▶ WHAT YOU ARE ASKED TO DO:
In the data below, find every line that has the string "ylabel", and copy it.

◇ ◇ ◇

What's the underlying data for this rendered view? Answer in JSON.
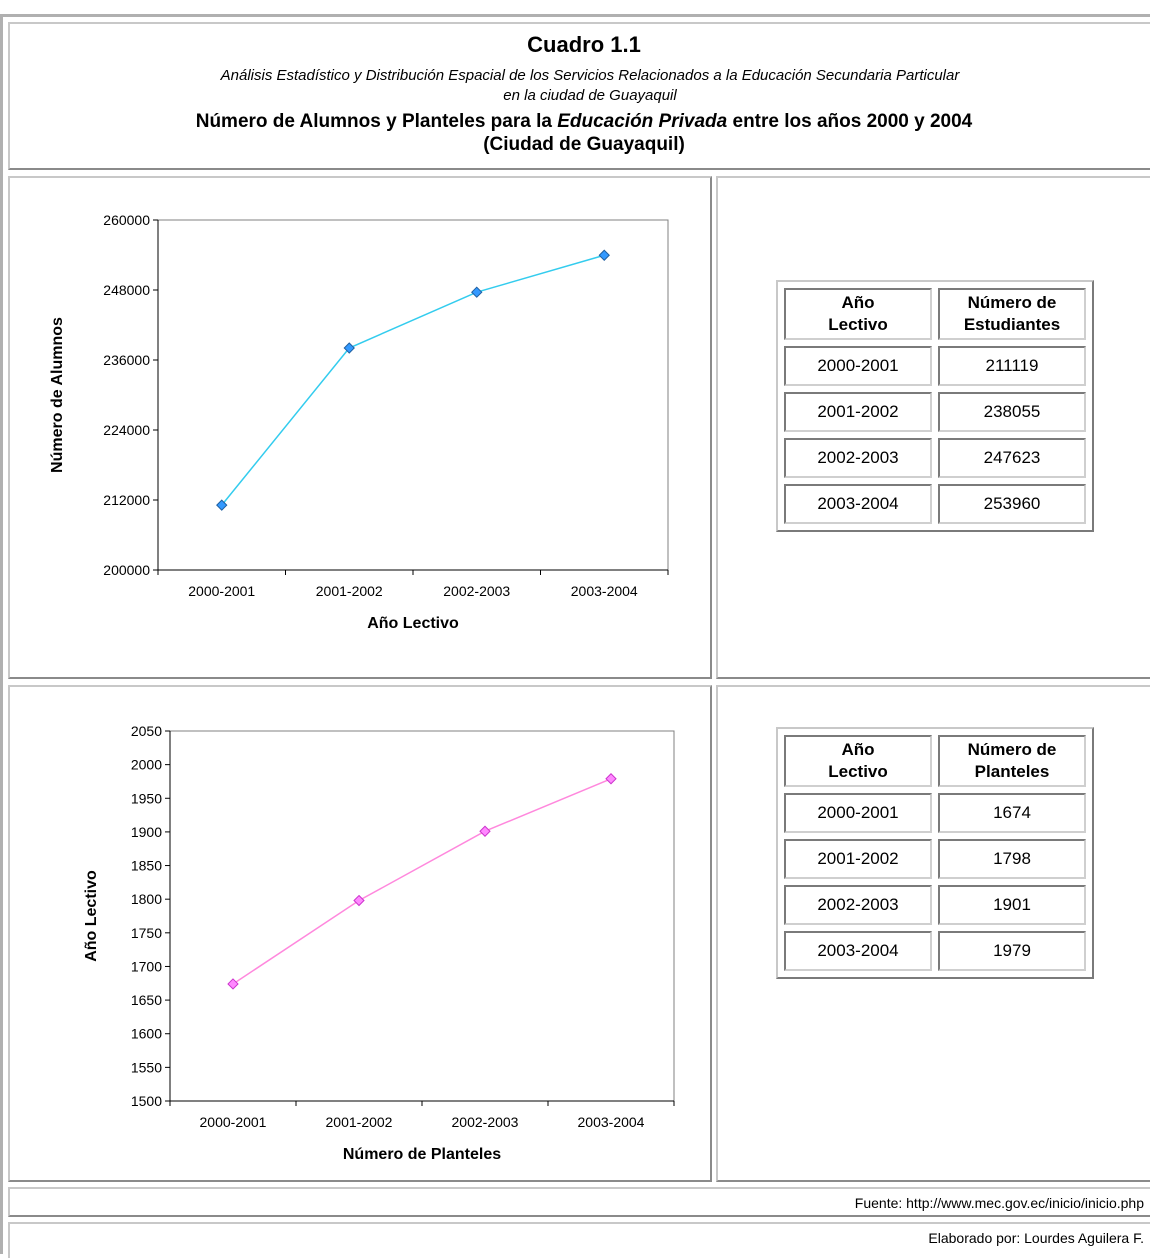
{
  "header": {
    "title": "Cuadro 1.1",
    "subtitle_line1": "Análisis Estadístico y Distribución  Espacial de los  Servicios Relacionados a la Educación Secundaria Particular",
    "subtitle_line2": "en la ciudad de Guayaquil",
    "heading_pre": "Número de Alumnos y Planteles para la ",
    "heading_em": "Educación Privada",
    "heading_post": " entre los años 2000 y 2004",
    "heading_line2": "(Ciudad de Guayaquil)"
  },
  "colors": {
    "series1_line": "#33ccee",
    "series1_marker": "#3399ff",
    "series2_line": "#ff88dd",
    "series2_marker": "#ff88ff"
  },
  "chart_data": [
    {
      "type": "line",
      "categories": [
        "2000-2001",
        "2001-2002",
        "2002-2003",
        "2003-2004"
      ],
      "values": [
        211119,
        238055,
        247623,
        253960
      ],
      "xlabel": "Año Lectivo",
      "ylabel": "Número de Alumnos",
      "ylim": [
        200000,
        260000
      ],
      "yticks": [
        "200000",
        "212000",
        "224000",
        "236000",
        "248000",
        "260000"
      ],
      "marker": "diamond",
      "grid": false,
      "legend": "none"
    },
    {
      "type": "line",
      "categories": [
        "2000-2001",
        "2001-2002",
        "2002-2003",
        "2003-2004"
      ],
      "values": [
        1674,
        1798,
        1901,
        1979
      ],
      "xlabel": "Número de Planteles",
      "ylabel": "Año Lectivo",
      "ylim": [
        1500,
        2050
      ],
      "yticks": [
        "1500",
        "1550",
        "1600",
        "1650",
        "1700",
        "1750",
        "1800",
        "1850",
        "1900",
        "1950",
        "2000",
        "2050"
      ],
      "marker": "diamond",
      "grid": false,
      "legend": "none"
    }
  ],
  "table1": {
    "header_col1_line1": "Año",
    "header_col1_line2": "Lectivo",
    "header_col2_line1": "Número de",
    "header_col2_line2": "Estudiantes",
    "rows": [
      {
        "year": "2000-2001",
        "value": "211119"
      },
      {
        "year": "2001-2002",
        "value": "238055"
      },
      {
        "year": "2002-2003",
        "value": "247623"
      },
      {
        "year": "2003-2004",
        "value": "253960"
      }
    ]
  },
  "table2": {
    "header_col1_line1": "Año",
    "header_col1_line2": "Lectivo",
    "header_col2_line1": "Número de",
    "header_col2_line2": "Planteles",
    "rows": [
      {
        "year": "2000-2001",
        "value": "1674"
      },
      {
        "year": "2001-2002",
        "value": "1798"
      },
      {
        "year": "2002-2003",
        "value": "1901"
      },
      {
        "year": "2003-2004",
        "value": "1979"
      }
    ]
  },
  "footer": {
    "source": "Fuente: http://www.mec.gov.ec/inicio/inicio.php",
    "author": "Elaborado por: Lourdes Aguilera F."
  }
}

◇ ◇ ◇

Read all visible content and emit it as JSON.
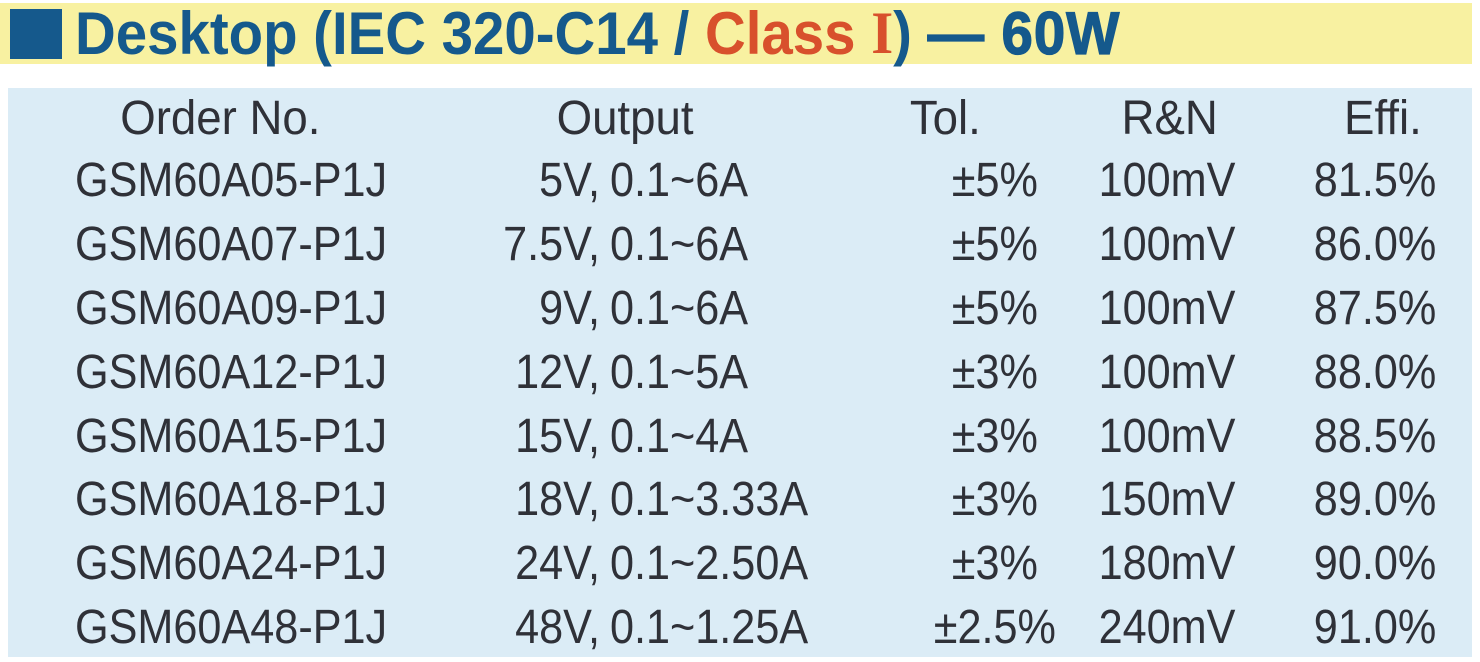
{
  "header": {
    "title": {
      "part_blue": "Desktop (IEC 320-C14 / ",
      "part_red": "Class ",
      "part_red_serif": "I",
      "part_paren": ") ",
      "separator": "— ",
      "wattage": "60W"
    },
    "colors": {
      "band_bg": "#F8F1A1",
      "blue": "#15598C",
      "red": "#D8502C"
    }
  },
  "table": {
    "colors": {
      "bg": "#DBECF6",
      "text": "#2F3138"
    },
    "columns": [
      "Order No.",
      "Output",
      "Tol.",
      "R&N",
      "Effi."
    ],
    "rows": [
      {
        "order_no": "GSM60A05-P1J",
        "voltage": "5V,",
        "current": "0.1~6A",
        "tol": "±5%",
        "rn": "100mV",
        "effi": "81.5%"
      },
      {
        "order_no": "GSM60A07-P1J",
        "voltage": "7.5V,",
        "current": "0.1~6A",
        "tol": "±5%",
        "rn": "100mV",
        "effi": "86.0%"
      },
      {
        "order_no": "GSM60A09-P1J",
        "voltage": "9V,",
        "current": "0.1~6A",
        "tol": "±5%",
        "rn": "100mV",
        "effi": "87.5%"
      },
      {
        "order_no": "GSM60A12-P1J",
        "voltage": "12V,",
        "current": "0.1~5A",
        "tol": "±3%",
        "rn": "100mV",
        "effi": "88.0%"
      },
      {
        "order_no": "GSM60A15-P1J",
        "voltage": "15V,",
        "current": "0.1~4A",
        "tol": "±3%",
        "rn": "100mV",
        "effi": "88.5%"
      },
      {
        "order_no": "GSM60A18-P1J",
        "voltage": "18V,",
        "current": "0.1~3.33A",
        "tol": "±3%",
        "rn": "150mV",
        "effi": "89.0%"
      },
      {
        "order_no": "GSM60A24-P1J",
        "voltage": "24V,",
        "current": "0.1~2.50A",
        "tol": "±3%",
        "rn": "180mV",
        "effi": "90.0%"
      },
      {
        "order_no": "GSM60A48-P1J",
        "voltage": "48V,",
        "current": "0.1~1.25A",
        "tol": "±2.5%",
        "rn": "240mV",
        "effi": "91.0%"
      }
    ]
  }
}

◇ ◇ ◇

▶ CORRECT RESPONSE:
      "ylabel": "Número de Alumnos",
      "ylabel": "Año Lectivo",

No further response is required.